▶ **Requirement**
Can the data below be set down again exactly, line for line?

Saved data entries

((

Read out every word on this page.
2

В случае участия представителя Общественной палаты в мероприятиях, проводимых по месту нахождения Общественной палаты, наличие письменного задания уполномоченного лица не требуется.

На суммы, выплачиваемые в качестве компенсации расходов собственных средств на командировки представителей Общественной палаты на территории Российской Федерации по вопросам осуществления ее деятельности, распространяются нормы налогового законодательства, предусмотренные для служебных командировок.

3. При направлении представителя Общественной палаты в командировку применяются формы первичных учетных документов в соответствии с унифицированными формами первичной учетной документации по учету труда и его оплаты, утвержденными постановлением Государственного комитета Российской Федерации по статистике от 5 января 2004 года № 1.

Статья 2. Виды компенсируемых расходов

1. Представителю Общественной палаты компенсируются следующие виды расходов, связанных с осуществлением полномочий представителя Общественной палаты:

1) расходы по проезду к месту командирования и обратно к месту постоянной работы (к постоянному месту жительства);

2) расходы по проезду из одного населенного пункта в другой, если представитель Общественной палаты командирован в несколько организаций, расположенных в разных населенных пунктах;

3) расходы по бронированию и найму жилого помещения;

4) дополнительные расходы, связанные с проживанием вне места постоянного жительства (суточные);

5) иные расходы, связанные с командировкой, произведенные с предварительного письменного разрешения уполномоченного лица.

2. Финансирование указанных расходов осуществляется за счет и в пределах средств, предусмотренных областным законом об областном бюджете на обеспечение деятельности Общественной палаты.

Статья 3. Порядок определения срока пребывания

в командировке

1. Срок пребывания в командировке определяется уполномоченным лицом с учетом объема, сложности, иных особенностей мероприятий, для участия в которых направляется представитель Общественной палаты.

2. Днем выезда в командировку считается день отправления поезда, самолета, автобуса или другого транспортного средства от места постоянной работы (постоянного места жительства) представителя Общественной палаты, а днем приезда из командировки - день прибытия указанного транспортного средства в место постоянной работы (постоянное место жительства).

))

▶ **Output of the exercise**
Read out every word on this page.
2

В случае участия представителя Общественной палаты в мероприятиях, проводимых по месту нахождения Общественной палаты, наличие письменного задания уполномоченного лица не требуется.

На суммы, выплачиваемые в качестве компенсации расходов собственных средств на командировки представителей Общественной палаты на территории Российской Федерации по вопросам осуществления ее деятельности, распространяются нормы налогового законодательства, предусмотренные для служебных командировок.

3. При направлении представителя Общественной палаты в командировку применяются формы первичных учетных документов в соответствии с унифицированными формами первичной учетной документации по учету труда и его оплаты, утвержденными постановлением Государственного комитета Российской Федерации по статистике от 5 января 2004 года № 1.

Статья 2. Виды компенсируемых расходов

1. Представителю Общественной палаты компенсируются следующие виды расходов, связанных с осуществлением полномочий представителя Общественной палаты:

1) расходы по проезду к месту командирования и обратно к месту постоянной работы (к постоянному месту жительства);

2) расходы по проезду из одного населенного пункта в другой, если представитель Общественной палаты командирован в несколько организаций, расположенных в разных населенных пунктах;

3) расходы по бронированию и найму жилого помещения;

4) дополнительные расходы, связанные с проживанием вне места постоянного жительства (суточные);

5) иные расходы, связанные с командировкой, произведенные с предварительного письменного разрешения уполномоченного лица.

2. Финансирование указанных расходов осуществляется за счет и в пределах средств, предусмотренных областным законом об областном бюджете на обеспечение деятельности Общественной палаты.

Статья 3. Порядок определения срока пребывания

в командировке

1. Срок пребывания в командировке определяется уполномоченным лицом с учетом объема, сложности, иных особенностей мероприятий, для участия в которых направляется представитель Общественной палаты.

2. Днем выезда в командировку считается день отправления поезда, самолета, автобуса или другого транспортного средства от места постоянной работы (постоянного места жительства) представителя Общественной палаты, а днем приезда из командировки - день прибытия указанного транспортного средства в место постоянной работы (постоянное место жительства).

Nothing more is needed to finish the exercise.